**TASK TO CARRY OUT**
Check each line of the records below for the word "froids" and copy those where it appears.

(Part of a data file)

** Start **

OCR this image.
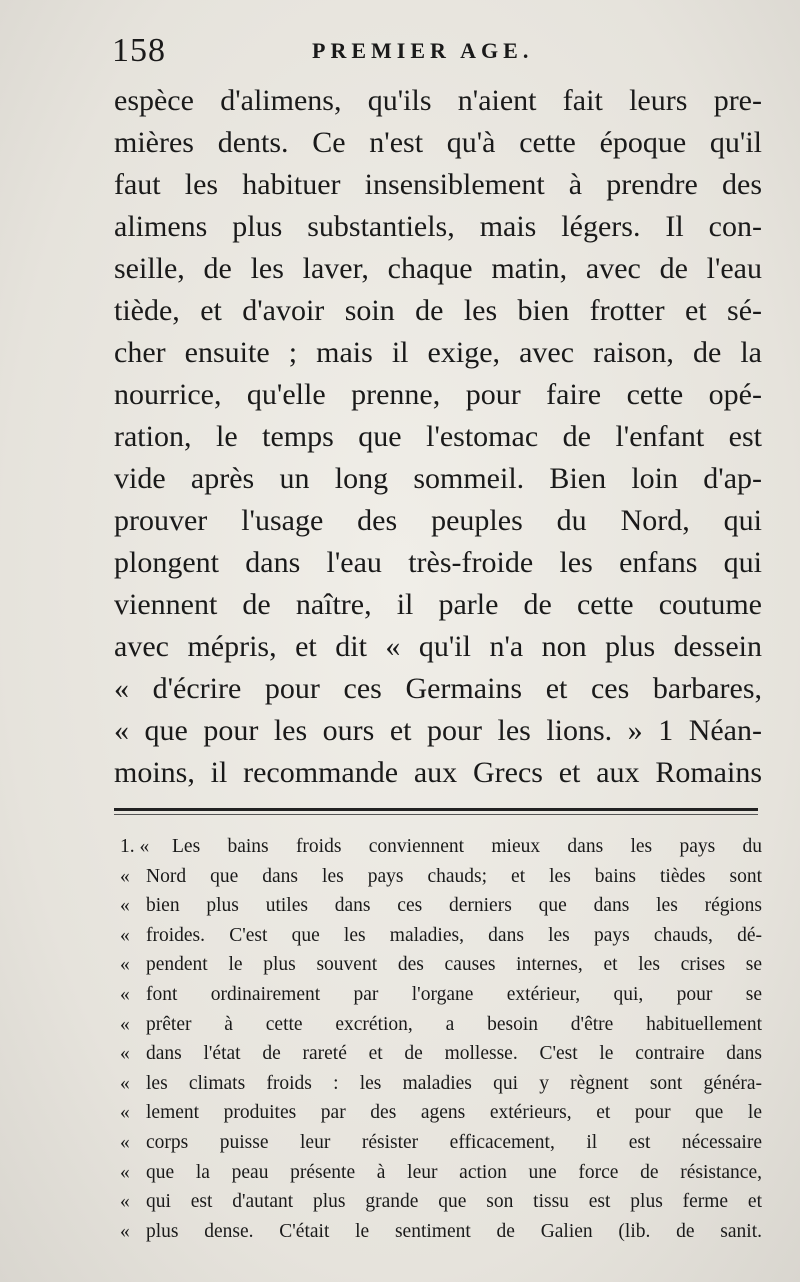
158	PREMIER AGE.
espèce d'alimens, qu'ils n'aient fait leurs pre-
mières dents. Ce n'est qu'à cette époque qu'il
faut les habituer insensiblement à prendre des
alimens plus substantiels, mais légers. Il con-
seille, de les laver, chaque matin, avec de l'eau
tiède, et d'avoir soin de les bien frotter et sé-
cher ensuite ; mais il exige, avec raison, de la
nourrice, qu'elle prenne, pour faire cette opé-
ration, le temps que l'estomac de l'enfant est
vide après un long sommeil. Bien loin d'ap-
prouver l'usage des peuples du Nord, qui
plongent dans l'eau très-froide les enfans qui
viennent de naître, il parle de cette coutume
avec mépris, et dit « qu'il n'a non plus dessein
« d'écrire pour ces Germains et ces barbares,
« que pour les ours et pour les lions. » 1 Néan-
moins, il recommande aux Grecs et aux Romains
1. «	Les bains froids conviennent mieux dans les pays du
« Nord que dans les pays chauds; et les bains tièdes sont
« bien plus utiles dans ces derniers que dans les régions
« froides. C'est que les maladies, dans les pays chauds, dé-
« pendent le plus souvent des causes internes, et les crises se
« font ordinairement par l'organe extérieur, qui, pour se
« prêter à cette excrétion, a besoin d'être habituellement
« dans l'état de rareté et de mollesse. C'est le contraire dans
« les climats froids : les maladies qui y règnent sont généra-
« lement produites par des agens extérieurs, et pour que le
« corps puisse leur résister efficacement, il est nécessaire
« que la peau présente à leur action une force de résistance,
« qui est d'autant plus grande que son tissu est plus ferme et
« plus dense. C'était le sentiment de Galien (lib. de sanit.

** End **
** Start **

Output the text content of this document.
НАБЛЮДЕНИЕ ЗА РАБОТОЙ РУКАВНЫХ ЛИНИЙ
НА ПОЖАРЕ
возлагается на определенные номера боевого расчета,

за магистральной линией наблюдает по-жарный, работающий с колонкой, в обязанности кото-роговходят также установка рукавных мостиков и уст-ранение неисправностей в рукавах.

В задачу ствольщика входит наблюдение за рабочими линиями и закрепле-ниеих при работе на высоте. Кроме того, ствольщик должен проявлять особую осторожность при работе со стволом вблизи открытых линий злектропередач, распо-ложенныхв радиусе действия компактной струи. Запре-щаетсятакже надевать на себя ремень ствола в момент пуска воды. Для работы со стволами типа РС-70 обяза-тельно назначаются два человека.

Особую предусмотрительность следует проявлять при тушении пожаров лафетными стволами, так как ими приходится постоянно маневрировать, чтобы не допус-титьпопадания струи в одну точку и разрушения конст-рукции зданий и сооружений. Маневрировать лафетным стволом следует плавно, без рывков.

** End **

**ANSWER TO THE EXERCISE**
1. «	Les bains froids conviennent mieux dans les pays du
« les climats froids : les maladies qui y règnent sont généra-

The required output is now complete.